[ЗАДАНИЕ 1] Продублируйте строки записей без изменений: начните со строки, где есть «x-tick-label: 21: [563, 451, 577, 466]», и остановитесь после строки, где есть «area-series-4: [93, 134, 689, 435]».

Для Есенина несколько несвойственно-театрально.
Он ведь совсем иной по натуре своей. И новизна его не в необычности, как у
Маяковского, а как раз в том, что он не боялся, а наоборот, казалось, подчеркнуто даже пользовался привычным, даже примелькавшимся определением,
таким, скажем, как синее небо, таким, каким его видел народ и в песнях, и в былинах сотни лет. Но сами банальности у него вдруг
начинали звучать неожиданно и свежо, в ином,
каком-то новом, своем, есенинском соседстве с другими
словами. Рощ этих золотых, уж сколько их было. А у него «Отговорила роща золотая березовым, веселым языком». И неповторимо сразу повеяло свежестью, осенней теплой свежестью, в которой уже веет чем-то таким, от чего, и сам не знаешь, тебе и светло и печально и вместе еще и
уже в разлуке будто бы с кем-то, с чем-то таким
невозвратимым. Журавли ни о ком не жалеют! И костер
рябины горит, а ничего не в силах согреть и никого. И все
же тепло от этого костра долгие и долгие годы. И тут я
хочу сказать об одном, что всегда заставляло меня вздрагивать при мысли о
Есенине, отзываться всем существом на это его сквозное, как и родина, чувство: чувство, вернее предчувствие, которое дает о себе знать с самых первых стихов его. Предчувствие скорого расставания со всем этим, что так дорого в
жизни. Это проходит сквозь всего
Есенина с первых до последних шагов его — и все острее
волнует, тревожит, заставляет смотреть
на все с той крупно пристрастной любовью, в глазах которой
все так неповторимо и так драгоценно, и так
прекрасно, как может это выразить только сама эта
прощальная любовь, даже не подозревая, что она великая. Первые строки, первые предчувствия:
Ты поила коня из горстей в поводу.
Отражаясь, березы ломались в пруду.
Как все обострено, до галлюцинаций ярко,
почти до неправдоподобия осязаемо. Кудри черные, которые змейно трепал ветерок. «Я хотел с алых губ твоих с болью сорвать поцелуй». Это «с болью сорвать», а ведь почти
отрок, так целуют, может, только когда чувствуют,
что это впервые и в последний раз. И этот «тихий
раскованный звон», который все чудится потом, долго, до
конца такой короткой жизни. В изумительном, колышущем, как зыбка-колыбель, ласковом стихотворении
Край любимый! Сердцу снятся
Скирды солнца в водах лонных.

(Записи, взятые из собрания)

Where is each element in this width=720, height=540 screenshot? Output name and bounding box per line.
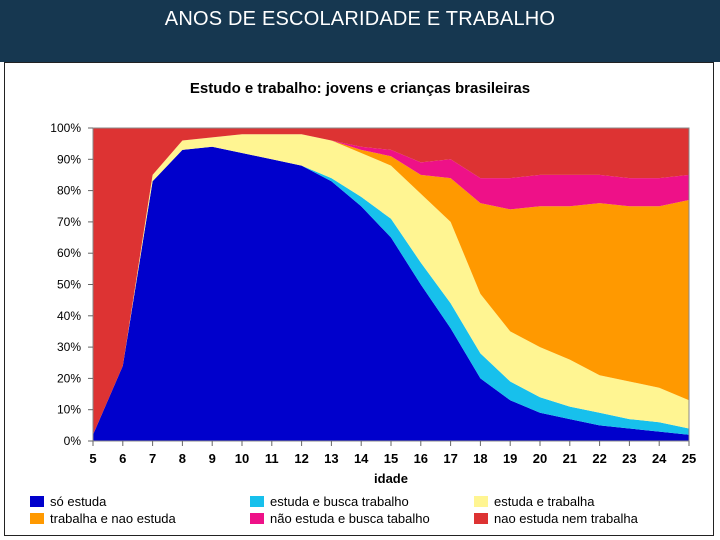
x-tick-label: 21: [563, 451, 577, 466]
header-bar: [0, 0, 720, 62]
x-tick-label: 6: [119, 451, 126, 466]
area-series-1: [93, 146, 689, 442]
y-tick-label: 40%: [57, 309, 81, 323]
y-axis-ticks: 0% 10% 20% 30% 40% 50% 60% 70% 80% 90% 100%: [50, 121, 93, 448]
y-tick-label: 20%: [57, 371, 81, 385]
legend-swatch: [474, 513, 488, 524]
legend-label: só estuda: [50, 494, 107, 509]
x-tick-label: 20: [533, 451, 547, 466]
x-tick-label: 24: [652, 451, 667, 466]
y-tick-label: 10%: [57, 403, 81, 417]
legend-swatch: [30, 496, 44, 507]
x-tick-label: 8: [179, 451, 186, 466]
y-tick-label: 30%: [57, 340, 81, 354]
area-series-4: [93, 134, 689, 435]
slide-title: ANOS DE ESCOLARIDADE E TRABALHO: [164, 8, 556, 30]
legend-label: não estuda e busca tabalho: [270, 511, 430, 526]
area-series-3: [93, 134, 689, 435]
y-tick-label: 100%: [50, 121, 81, 135]
x-tick-label: 18: [473, 451, 487, 466]
legend: só estuda estuda e busca trabalho estuda e…: [30, 494, 639, 526]
x-tick-label: 5: [89, 451, 96, 466]
x-tick-label: 14: [354, 451, 369, 466]
x-axis-ticks: 5 6 7 8 9 10 11 12 13 14 15 16 17 18 19 20 21 22 23 24 25: [89, 441, 696, 466]
x-tick-label: 23: [622, 451, 636, 466]
x-tick-label: 11: [265, 451, 279, 466]
y-tick-label: 50%: [57, 278, 81, 292]
x-tick-label: 9: [209, 451, 216, 466]
y-tick-label: 70%: [57, 215, 81, 229]
x-tick-label: 25: [682, 451, 696, 466]
x-tick-label: 22: [592, 451, 606, 466]
legend-label: trabalha e nao estuda: [50, 511, 177, 526]
x-tick-label: 19: [503, 451, 517, 466]
y-tick-label: 80%: [57, 184, 81, 198]
x-tick-label: 7: [149, 451, 156, 466]
legend-swatch: [250, 513, 264, 524]
x-tick-label: 17: [443, 451, 457, 466]
legend-label: estuda e busca trabalho: [270, 494, 409, 509]
y-tick-label: 60%: [57, 246, 81, 260]
legend-swatch: [250, 496, 264, 507]
chart-title: Estudo e trabalho: jovens e crianças bra…: [190, 80, 530, 97]
x-tick-label: 16: [414, 451, 428, 466]
legend-swatch: [30, 513, 44, 524]
area-layers: [93, 128, 689, 442]
x-axis-label: idade: [374, 471, 408, 486]
x-tick-label: 13: [324, 451, 338, 466]
x-tick-label: 15: [384, 451, 398, 466]
area-series-6: [93, 128, 689, 435]
x-tick-label: 12: [294, 451, 308, 466]
y-tick-label: 90%: [57, 152, 81, 166]
legend-label: nao estuda nem trabalha: [494, 511, 639, 526]
x-tick-label: 10: [235, 451, 249, 466]
y-tick-label: 0%: [64, 434, 82, 448]
legend-label: estuda e trabalha: [494, 494, 595, 509]
legend-swatch: [474, 496, 488, 507]
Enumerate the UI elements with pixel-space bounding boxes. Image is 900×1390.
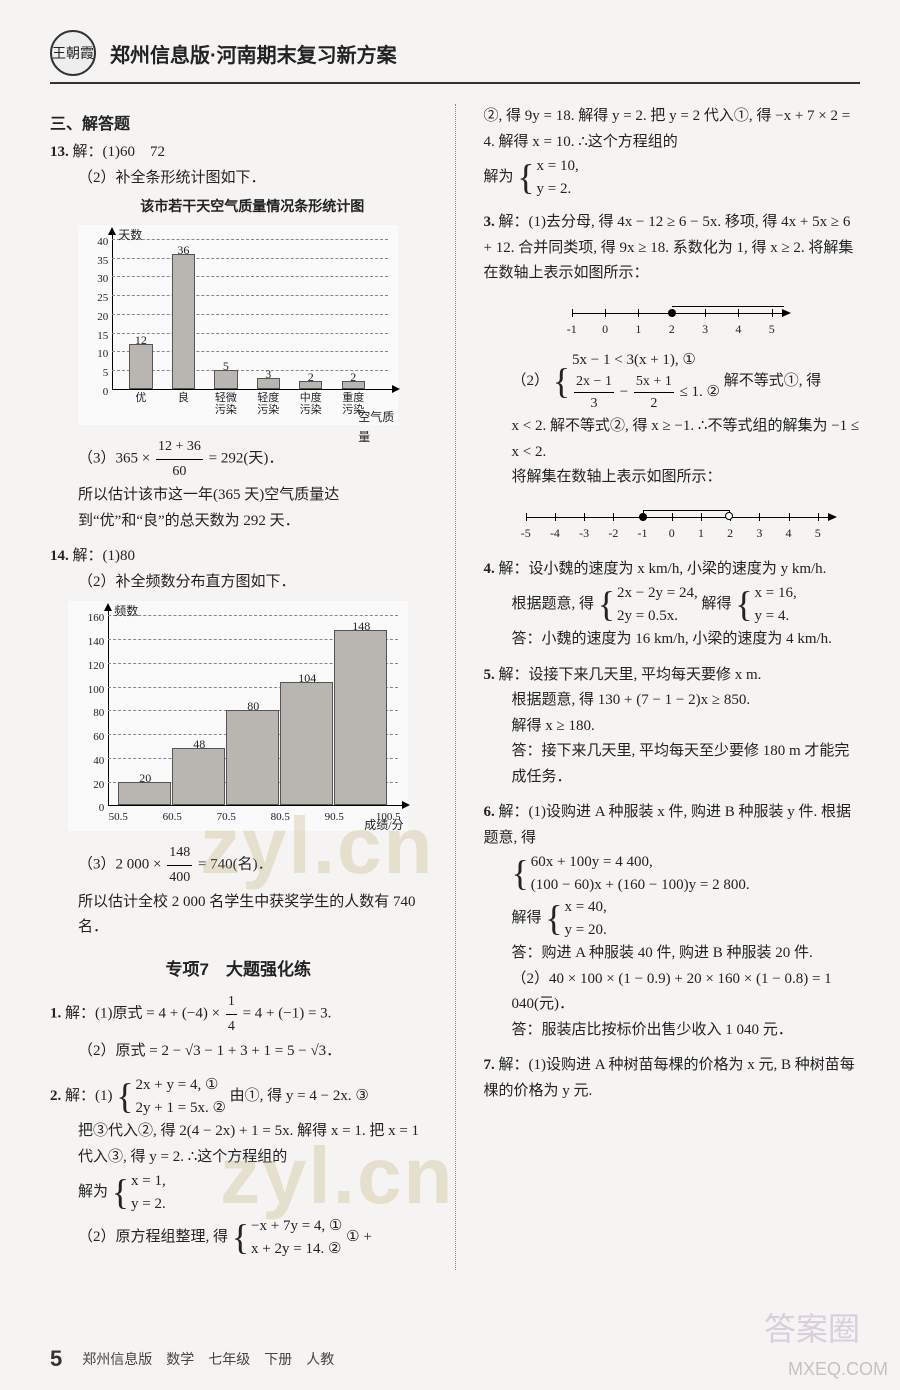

[ЗАДАНИЕ 2] Какое привычное определение, знакомое народу по песням и былинам, приводится в отрывке о Есенине как пример?

[ВЕРНЫЙ ОТВЕТ 1]
x-tick-label: 21: [563, 451, 577, 466]
header-bar: [0, 0, 720, 62]
x-tick-label: 6: [119, 451, 126, 466]
area-series-1: [93, 146, 689, 442]
y-tick-label: 40%: [57, 309, 81, 323]
y-axis-ticks: 0% 10% 20% 30% 40% 50% 60% 70% 80% 90% 100%: [50, 121, 93, 448]
y-tick-label: 20%: [57, 371, 81, 385]
legend-swatch: [474, 513, 488, 524]
legend-label: só estuda: [50, 494, 107, 509]
x-tick-label: 20: [533, 451, 547, 466]
x-tick-label: 24: [652, 451, 667, 466]
y-tick-label: 10%: [57, 403, 81, 417]
legend-swatch: [30, 496, 44, 507]
x-tick-label: 8: [179, 451, 186, 466]
y-tick-label: 30%: [57, 340, 81, 354]
area-series-4: [93, 134, 689, 435]

[ВЕРНЫЙ ОТВЕТ 2] Синее небо.